> _Written problem_: Find the lines with the string "color" and return them.

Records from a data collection
---+---
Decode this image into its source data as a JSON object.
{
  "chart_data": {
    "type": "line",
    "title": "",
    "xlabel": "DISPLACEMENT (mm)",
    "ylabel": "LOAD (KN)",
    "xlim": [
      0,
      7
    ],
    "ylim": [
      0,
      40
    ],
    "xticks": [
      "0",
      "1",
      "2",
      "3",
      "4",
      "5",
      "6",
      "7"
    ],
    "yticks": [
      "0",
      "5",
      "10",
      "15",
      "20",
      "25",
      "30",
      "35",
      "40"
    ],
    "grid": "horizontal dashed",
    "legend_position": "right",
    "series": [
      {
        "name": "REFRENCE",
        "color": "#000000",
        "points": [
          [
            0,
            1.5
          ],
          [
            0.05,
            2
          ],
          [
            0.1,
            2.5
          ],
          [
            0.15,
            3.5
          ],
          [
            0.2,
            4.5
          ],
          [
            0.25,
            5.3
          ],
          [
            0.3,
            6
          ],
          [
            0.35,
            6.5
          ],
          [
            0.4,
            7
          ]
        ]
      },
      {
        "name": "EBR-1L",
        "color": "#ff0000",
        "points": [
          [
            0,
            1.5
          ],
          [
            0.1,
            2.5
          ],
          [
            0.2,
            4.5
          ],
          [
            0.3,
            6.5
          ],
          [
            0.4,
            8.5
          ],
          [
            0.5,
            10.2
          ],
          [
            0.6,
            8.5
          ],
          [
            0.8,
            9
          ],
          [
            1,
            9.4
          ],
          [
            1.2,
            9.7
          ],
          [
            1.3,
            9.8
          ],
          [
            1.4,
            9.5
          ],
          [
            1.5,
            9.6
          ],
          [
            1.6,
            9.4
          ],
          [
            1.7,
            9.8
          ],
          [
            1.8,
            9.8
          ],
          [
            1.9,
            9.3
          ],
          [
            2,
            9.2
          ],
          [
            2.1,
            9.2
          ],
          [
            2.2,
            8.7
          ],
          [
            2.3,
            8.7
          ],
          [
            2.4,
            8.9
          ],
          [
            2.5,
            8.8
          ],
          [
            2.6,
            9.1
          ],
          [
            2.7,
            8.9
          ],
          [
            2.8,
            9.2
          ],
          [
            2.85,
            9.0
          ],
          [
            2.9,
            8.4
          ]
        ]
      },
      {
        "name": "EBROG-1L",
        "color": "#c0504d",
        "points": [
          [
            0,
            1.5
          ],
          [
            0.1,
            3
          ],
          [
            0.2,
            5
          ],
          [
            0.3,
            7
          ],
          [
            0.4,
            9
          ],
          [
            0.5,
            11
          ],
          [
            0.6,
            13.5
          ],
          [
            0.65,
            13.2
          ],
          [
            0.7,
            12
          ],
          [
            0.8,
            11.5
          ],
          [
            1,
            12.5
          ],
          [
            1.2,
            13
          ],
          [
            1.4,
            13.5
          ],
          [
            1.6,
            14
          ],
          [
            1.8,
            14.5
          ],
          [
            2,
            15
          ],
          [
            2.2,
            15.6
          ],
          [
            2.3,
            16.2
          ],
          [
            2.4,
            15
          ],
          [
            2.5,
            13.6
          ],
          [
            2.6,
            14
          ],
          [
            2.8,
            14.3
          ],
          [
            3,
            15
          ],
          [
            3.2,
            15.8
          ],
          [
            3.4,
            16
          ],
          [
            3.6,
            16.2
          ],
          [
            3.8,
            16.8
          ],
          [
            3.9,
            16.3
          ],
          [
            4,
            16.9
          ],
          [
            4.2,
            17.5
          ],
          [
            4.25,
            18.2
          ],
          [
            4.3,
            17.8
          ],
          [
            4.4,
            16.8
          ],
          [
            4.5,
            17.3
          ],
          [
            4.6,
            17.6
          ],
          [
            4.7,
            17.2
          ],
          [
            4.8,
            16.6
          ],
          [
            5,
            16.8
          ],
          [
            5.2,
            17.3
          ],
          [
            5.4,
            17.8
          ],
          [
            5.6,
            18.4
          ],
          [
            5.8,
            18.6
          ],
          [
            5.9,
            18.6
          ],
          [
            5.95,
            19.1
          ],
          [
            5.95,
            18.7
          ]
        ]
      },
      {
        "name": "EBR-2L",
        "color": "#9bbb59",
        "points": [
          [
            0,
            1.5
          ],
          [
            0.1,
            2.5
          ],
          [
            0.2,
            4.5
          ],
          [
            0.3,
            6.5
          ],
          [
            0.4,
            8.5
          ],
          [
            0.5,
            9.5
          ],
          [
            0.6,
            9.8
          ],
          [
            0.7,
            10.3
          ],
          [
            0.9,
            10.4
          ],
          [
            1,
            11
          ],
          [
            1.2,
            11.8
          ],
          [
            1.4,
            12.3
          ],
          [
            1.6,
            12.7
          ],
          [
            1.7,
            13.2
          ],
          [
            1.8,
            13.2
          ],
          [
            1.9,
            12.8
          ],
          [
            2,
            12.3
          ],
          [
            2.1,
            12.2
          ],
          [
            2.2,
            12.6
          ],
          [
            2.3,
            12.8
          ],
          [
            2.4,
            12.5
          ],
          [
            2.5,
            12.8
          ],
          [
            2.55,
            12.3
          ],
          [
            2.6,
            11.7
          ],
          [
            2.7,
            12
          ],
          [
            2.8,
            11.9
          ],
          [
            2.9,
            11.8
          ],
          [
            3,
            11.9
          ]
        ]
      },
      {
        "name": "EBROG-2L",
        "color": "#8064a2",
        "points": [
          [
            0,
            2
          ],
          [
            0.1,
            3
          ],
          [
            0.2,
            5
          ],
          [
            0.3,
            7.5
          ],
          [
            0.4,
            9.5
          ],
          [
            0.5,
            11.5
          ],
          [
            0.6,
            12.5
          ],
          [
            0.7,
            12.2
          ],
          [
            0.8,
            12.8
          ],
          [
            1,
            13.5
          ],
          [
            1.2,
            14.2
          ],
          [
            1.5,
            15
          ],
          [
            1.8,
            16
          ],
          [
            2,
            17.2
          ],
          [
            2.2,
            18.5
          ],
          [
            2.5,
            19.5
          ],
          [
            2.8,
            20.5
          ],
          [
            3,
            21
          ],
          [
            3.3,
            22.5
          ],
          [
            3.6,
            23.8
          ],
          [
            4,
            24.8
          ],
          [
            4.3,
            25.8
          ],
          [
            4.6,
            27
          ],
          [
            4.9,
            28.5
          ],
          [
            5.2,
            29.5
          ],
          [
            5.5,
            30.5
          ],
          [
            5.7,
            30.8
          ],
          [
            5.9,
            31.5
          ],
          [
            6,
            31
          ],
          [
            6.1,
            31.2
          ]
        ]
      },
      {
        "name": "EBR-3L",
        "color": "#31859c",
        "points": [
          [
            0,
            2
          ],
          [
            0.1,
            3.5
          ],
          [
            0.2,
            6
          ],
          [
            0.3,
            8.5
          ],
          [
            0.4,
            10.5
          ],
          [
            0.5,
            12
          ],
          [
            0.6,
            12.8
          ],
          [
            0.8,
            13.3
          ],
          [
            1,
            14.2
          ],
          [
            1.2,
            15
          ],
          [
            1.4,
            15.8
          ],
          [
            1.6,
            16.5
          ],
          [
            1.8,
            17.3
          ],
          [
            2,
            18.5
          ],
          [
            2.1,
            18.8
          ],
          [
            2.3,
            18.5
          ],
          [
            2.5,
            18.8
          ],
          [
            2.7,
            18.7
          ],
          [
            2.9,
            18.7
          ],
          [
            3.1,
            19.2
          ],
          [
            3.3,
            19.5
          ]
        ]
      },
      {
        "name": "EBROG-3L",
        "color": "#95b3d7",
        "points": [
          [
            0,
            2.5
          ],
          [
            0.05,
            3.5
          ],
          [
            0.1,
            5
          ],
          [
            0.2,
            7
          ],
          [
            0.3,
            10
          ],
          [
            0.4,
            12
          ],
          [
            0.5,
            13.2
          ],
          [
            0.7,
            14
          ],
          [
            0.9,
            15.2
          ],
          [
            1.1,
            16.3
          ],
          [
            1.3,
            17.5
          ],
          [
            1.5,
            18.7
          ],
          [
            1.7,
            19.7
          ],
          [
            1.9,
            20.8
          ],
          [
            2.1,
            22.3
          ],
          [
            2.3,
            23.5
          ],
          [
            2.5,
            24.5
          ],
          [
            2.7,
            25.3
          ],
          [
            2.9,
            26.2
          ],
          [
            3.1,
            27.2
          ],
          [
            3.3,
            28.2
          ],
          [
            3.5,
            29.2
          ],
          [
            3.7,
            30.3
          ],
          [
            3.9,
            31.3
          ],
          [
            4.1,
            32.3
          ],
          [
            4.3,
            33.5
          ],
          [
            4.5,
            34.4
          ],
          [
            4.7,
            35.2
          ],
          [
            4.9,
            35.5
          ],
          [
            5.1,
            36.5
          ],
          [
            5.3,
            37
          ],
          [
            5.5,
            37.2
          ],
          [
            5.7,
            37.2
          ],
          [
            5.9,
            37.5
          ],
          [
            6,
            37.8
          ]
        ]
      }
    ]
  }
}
---+---
> _Output_:
        "color": "#000000",
        "color": "#ff0000",
        "color": "#c0504d",
        "color": "#9bbb59",
        "color": "#8064a2",
        "color": "#31859c",
        "color": "#95b3d7",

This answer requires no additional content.